--- Exercise objective ---
Give back each entry unchanged, minus pictures.

--- Entries ---
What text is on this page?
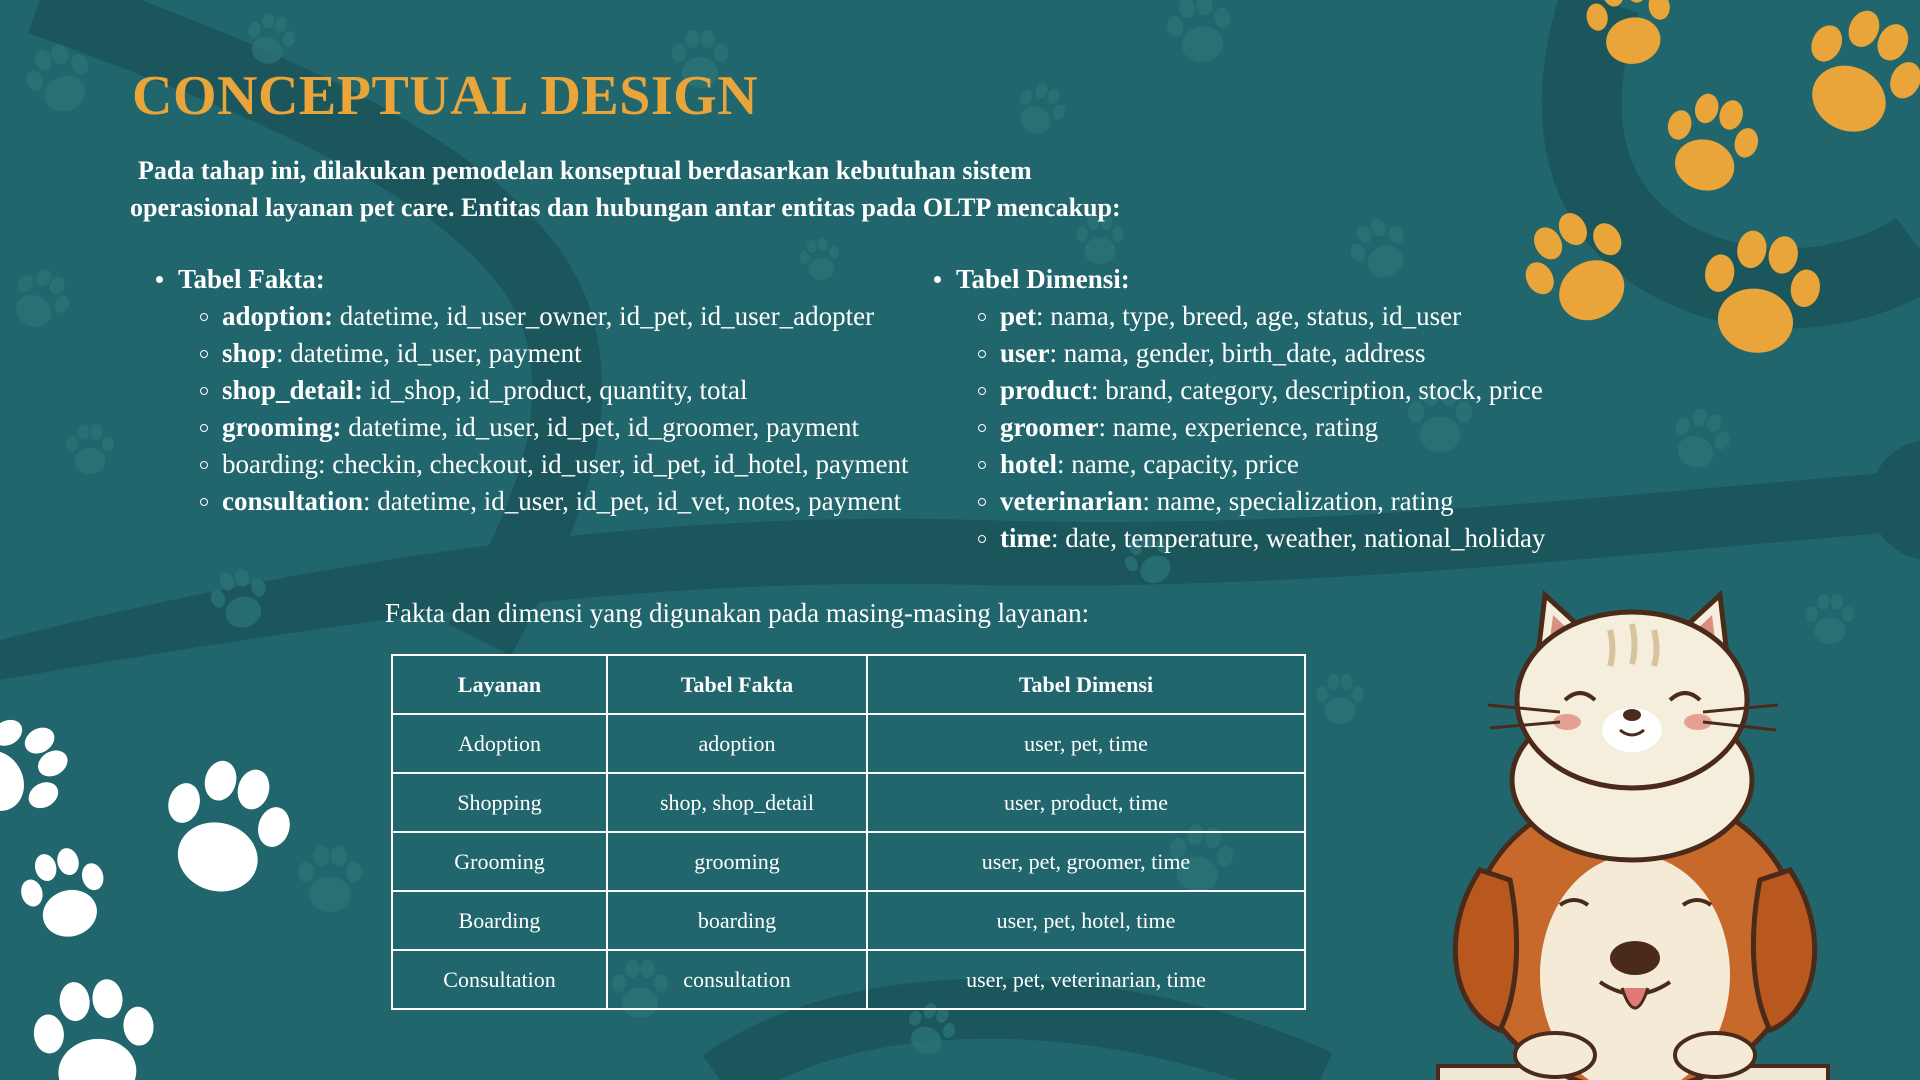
CONCEPTUAL DESIGN

Pada tahap ini, dilakukan pemodelan konseptual berdasarkan kebutuhan sistem
operasional layanan pet care. Entitas dan hubungan antar entitas pada OLTP mencakup:

Tabel Fakta:
adoption: datetime, id_user_owner, id_pet, id_user_adopter
shop: datetime, id_user, payment
shop_detail: id_shop, id_product, quantity, total
grooming: datetime, id_user, id_pet, id_groomer, payment
boarding: checkin, checkout, id_user, id_pet, id_hotel, payment
consultation: datetime, id_user, id_pet, id_vet, notes, payment
Tabel Dimensi:
pet: nama, type, breed, age, status, id_user
user: nama, gender, birth_date, address
product: brand, category, description, stock, price
groomer: name, experience, rating
hotel: name, capacity, price
veterinarian: name, specialization, rating
time: date, temperature, weather, national_holiday
Fakta dan dimensi yang digunakan pada masing-masing layanan:
Layanan	Tabel Fakta	Tabel Dimensi
Adoption	adoption	user, pet, time
Shopping	shop, shop_detail	user, product, time
Grooming	grooming	user, pet, groomer, time
Boarding	boarding	user, pet, hotel, time
Consultation	consultation	user, pet, veterinarian, time
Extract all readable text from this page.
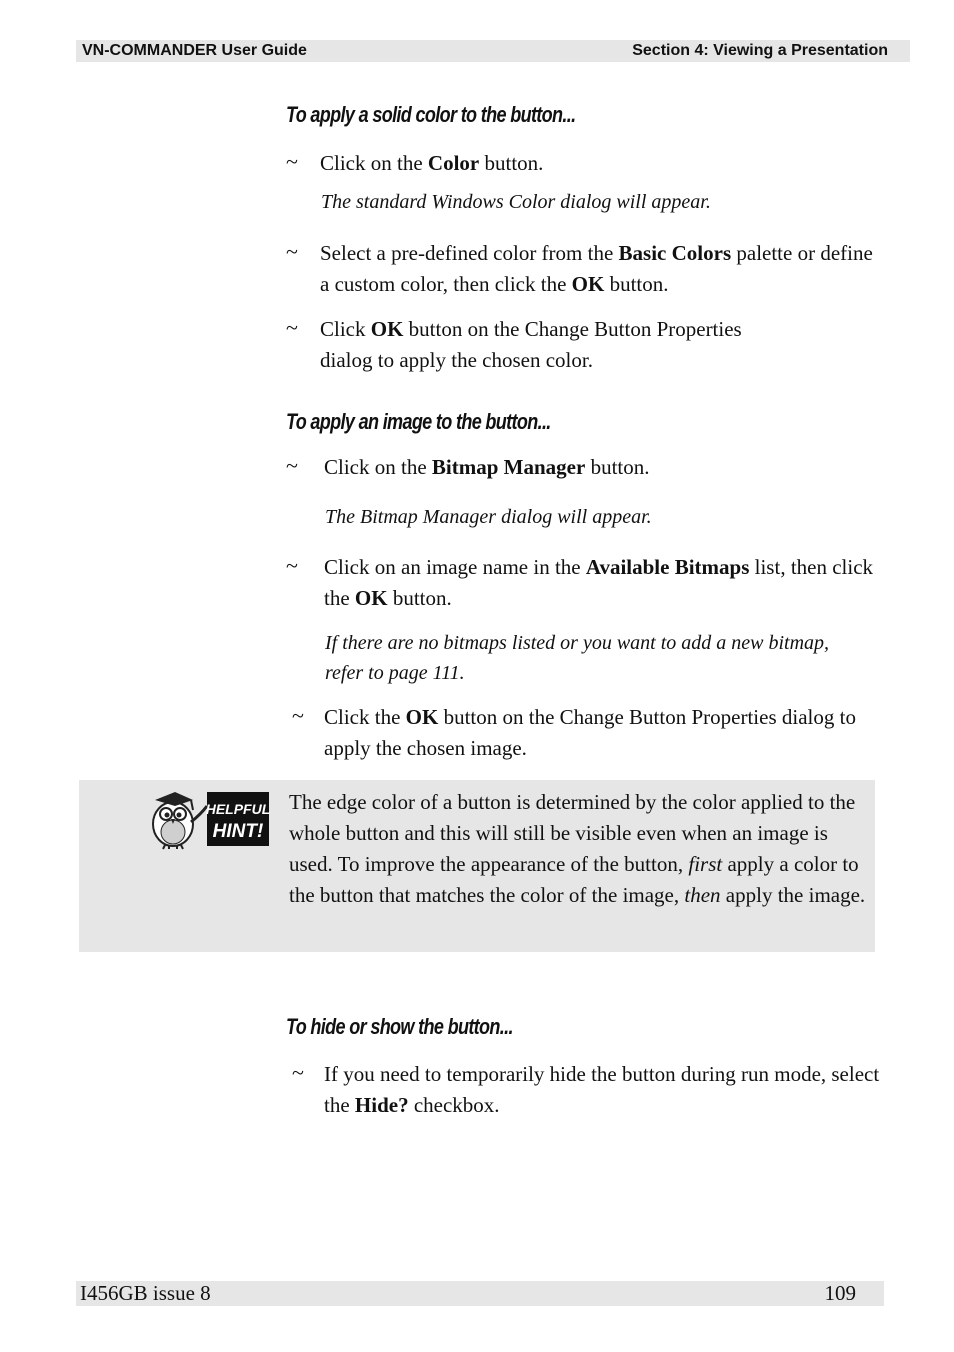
VN-COMMANDER User Guide	Section 4: Viewing a Presentation
To apply a solid color to the button...
~ Click on the Color button.
The standard Windows Color dialog will appear.
~ Select a pre-defined color from the Basic Colors palette or define a custom color, then click the OK button.
~ Click OK button on the Change Button Properties dialog to apply the chosen color.
To apply an image to the button...
~ Click on the Bitmap Manager button.
The Bitmap Manager dialog will appear.
~ Click on an image name in the Available Bitmaps list, then click the OK button.
If there are no bitmaps listed or you want to add a new bitmap, refer to page 111.
~ Click the OK button on the Change Button Properties dialog to apply the chosen image.
HELPFUL
HINT!
The edge color of a button is determined by the color applied to the whole button and this will still be visible even when an image is used. To improve the appearance of the button, first apply a color to the button that matches the color of the image, then apply the image.
To hide or show the button...
~ If you need to temporarily hide the button during run mode, select the Hide? checkbox.
I456GB issue 8	109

--- Full response ---
What text is on this page?
CONCEPTUAL DESIGN

Pada tahap ini, dilakukan pemodelan konseptual berdasarkan kebutuhan sistem
operasional layanan pet care. Entitas dan hubungan antar entitas pada OLTP mencakup:

Tabel Fakta:
adoption: datetime, id_user_owner, id_pet, id_user_adopter
shop: datetime, id_user, payment
shop_detail: id_shop, id_product, quantity, total
grooming: datetime, id_user, id_pet, id_groomer, payment
boarding: checkin, checkout, id_user, id_pet, id_hotel, payment
consultation: datetime, id_user, id_pet, id_vet, notes, payment
Tabel Dimensi:
pet: nama, type, breed, age, status, id_user
user: nama, gender, birth_date, address
product: brand, category, description, stock, price
groomer: name, experience, rating
hotel: name, capacity, price
veterinarian: name, specialization, rating
time: date, temperature, weather, national_holiday
Fakta dan dimensi yang digunakan pada masing-masing layanan:
Layanan	Tabel Fakta	Tabel Dimensi
Adoption	adoption	user, pet, time
Shopping	shop, shop_detail	user, product, time
Grooming	grooming	user, pet, groomer, time
Boarding	boarding	user, pet, hotel, time
Consultation	consultation	user, pet, veterinarian, time
Extract all readable text from this page.
VN-COMMANDER User Guide	Section 4: Viewing a Presentation
To apply a solid color to the button...
~ Click on the Color button.
The standard Windows Color dialog will appear.
~ Select a pre-defined color from the Basic Colors palette or define a custom color, then click the OK button.
~ Click OK button on the Change Button Properties dialog to apply the chosen color.
To apply an image to the button...
~ Click on the Bitmap Manager button.
The Bitmap Manager dialog will appear.
~ Click on an image name in the Available Bitmaps list, then click the OK button.
If there are no bitmaps listed or you want to add a new bitmap, refer to page 111.
~ Click the OK button on the Change Button Properties dialog to apply the chosen image.
HELPFUL
HINT!
The edge color of a button is determined by the color applied to the whole button and this will still be visible even when an image is used. To improve the appearance of the button, first apply a color to the button that matches the color of the image, then apply the image.
To hide or show the button...
~ If you need to temporarily hide the button during run mode, select the Hide? checkbox.
I456GB issue 8	109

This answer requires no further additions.